Goal of the exercise —
Within the material below, find each line bearing the word "나타났다" and present it.

Information provided —
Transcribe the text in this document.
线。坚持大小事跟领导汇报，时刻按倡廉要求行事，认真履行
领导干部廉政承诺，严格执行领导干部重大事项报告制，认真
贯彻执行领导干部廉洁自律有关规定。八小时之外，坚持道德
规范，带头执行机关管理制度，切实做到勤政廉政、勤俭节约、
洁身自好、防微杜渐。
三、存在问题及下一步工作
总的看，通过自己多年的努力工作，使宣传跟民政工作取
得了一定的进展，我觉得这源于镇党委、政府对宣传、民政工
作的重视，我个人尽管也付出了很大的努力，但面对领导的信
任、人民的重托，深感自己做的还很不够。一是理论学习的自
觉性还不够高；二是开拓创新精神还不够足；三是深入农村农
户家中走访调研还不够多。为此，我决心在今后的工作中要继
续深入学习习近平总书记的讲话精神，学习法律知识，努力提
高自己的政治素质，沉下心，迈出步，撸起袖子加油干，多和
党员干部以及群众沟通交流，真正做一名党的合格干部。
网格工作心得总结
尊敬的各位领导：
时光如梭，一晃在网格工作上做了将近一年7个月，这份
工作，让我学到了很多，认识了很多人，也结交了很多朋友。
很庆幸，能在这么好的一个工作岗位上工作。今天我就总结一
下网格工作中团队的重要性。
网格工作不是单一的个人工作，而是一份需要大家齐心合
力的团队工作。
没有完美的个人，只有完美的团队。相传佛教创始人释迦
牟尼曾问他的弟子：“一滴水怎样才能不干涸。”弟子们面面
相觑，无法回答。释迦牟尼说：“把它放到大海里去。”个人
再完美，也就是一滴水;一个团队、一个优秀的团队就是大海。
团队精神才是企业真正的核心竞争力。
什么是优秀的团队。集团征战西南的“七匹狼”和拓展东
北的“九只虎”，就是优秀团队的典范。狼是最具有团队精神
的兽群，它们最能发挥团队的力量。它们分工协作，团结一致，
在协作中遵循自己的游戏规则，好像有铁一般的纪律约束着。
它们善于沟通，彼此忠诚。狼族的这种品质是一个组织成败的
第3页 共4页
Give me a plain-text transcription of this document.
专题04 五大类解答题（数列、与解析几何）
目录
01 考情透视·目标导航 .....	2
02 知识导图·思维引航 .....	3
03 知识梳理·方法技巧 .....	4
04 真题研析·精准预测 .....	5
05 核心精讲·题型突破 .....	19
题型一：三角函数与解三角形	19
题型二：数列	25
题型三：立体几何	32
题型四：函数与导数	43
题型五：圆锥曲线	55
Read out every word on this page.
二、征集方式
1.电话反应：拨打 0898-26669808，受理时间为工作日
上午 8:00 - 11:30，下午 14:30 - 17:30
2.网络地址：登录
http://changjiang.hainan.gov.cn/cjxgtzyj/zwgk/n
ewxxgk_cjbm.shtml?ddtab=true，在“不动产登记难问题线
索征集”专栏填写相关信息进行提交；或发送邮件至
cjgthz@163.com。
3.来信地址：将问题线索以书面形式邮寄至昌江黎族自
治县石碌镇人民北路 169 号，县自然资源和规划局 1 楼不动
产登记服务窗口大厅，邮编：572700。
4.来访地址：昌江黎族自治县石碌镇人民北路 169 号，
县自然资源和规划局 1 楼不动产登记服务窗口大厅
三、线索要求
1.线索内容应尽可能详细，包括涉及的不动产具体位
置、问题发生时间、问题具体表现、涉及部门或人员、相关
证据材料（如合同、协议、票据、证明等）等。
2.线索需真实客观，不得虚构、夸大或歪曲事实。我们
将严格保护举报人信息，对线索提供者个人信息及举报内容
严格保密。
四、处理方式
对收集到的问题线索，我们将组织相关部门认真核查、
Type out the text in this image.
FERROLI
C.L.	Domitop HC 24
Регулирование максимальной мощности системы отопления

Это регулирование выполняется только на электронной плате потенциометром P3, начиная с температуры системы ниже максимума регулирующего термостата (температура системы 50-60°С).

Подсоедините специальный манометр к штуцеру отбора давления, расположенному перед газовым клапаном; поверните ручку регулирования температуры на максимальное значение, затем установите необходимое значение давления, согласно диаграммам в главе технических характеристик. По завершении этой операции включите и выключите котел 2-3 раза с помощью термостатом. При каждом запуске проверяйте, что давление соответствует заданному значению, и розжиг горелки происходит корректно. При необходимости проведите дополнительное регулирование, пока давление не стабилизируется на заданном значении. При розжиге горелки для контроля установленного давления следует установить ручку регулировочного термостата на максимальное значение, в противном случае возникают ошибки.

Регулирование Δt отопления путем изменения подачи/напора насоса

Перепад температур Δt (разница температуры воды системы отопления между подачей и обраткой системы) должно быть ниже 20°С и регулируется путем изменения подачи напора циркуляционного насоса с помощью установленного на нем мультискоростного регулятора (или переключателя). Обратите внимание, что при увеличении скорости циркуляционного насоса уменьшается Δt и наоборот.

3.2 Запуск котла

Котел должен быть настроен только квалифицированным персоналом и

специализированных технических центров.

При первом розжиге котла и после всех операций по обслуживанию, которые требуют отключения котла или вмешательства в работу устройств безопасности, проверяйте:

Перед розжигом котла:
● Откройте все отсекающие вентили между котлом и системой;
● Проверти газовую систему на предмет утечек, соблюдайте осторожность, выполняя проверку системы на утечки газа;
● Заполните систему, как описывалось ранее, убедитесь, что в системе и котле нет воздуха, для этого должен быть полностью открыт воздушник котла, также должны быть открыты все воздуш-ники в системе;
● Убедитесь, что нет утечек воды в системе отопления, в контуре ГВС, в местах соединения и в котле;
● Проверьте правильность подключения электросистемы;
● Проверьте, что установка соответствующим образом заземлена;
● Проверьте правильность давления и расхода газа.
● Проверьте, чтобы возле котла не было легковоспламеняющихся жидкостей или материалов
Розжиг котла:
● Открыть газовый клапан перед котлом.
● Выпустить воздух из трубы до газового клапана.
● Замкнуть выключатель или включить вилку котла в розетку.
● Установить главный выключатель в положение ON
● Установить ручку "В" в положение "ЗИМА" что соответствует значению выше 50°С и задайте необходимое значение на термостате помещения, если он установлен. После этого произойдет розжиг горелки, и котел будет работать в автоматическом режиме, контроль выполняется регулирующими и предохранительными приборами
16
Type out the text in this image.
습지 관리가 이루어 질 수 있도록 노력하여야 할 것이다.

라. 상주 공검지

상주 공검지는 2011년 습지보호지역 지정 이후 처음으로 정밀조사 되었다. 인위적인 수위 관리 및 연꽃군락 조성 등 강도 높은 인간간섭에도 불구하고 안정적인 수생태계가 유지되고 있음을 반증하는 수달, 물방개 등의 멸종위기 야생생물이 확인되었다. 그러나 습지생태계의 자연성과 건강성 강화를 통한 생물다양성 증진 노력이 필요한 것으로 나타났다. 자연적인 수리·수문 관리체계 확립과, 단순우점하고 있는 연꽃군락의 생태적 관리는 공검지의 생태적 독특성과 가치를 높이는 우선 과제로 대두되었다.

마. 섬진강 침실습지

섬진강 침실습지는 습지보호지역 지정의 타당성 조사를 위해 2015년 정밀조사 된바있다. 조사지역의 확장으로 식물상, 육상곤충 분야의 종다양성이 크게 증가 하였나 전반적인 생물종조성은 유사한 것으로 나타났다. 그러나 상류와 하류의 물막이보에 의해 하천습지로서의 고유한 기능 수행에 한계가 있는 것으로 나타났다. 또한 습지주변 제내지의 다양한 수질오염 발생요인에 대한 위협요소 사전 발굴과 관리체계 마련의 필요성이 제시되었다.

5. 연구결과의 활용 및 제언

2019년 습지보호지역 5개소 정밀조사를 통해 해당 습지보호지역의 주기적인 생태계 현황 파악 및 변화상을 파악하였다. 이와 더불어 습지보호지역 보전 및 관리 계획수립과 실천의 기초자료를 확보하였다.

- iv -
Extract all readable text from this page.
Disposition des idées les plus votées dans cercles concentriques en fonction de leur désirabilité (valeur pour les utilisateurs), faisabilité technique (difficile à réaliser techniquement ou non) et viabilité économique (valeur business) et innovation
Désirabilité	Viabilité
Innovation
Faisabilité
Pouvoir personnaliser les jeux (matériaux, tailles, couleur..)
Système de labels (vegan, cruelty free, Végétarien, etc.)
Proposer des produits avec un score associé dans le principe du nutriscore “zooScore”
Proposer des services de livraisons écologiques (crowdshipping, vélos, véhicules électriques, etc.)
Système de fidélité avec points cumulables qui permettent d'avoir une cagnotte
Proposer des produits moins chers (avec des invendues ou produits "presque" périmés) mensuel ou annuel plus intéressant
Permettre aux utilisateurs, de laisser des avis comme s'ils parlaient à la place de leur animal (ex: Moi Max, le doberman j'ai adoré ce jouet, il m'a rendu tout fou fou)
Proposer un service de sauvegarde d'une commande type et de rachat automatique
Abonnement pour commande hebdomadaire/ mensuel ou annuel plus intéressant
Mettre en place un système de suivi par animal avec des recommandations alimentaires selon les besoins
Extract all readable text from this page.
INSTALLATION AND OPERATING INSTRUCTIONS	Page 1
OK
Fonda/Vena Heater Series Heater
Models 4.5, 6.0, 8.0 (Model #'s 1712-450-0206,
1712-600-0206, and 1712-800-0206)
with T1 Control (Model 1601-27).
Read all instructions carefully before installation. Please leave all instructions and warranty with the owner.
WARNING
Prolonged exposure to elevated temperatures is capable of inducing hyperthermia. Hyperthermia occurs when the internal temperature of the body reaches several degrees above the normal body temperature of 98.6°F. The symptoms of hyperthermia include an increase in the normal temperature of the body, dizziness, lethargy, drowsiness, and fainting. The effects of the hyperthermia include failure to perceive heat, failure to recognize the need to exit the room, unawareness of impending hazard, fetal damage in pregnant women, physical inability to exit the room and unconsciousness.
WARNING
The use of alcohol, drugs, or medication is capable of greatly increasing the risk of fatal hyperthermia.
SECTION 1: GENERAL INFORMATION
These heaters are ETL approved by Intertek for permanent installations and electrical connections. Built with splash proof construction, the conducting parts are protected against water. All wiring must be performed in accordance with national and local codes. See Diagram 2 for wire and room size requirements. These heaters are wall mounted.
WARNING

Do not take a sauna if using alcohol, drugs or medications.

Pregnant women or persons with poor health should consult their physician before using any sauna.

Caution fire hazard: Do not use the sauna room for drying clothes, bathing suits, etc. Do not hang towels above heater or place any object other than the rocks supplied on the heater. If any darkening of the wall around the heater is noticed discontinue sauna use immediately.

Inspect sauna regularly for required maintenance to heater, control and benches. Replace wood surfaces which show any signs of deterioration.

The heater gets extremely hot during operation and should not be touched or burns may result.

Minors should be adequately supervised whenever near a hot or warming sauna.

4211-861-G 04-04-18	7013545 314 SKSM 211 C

Reply —
상주 공검지는 2011년 습지보호지역 지정 이후 처음으로 정밀조사 되었다. 인위적인 수위 관리 및 연꽃군락 조성 등 강도 높은 인간간섭에도 불구하고 안정적인 수생태계가 유지되고 있음을 반증하는 수달, 물방개 등의 멸종위기 야생생물이 확인되었다. 그러나 습지생태계의 자연성과 건강성 강화를 통한 생물다양성 증진 노력이 필요한 것으로 나타났다. 자연적인 수리·수문 관리체계 확립과, 단순우점하고 있는 연꽃군락의 생태적 관리는 공검지의 생태적 독특성과 가치를 높이는 우선 과제로 대두되었다.
섬진강 침실습지는 습지보호지역 지정의 타당성 조사를 위해 2015년 정밀조사 된바있다. 조사지역의 확장으로 식물상, 육상곤충 분야의 종다양성이 크게 증가 하였나 전반적인 생물종조성은 유사한 것으로 나타났다. 그러나 상류와 하류의 물막이보에 의해 하천습지로서의 고유한 기능 수행에 한계가 있는 것으로 나타났다. 또한 습지주변 제내지의 다양한 수질오염 발생요인에 대한 위협요소 사전 발굴과 관리체계 마련의 필요성이 제시되었다.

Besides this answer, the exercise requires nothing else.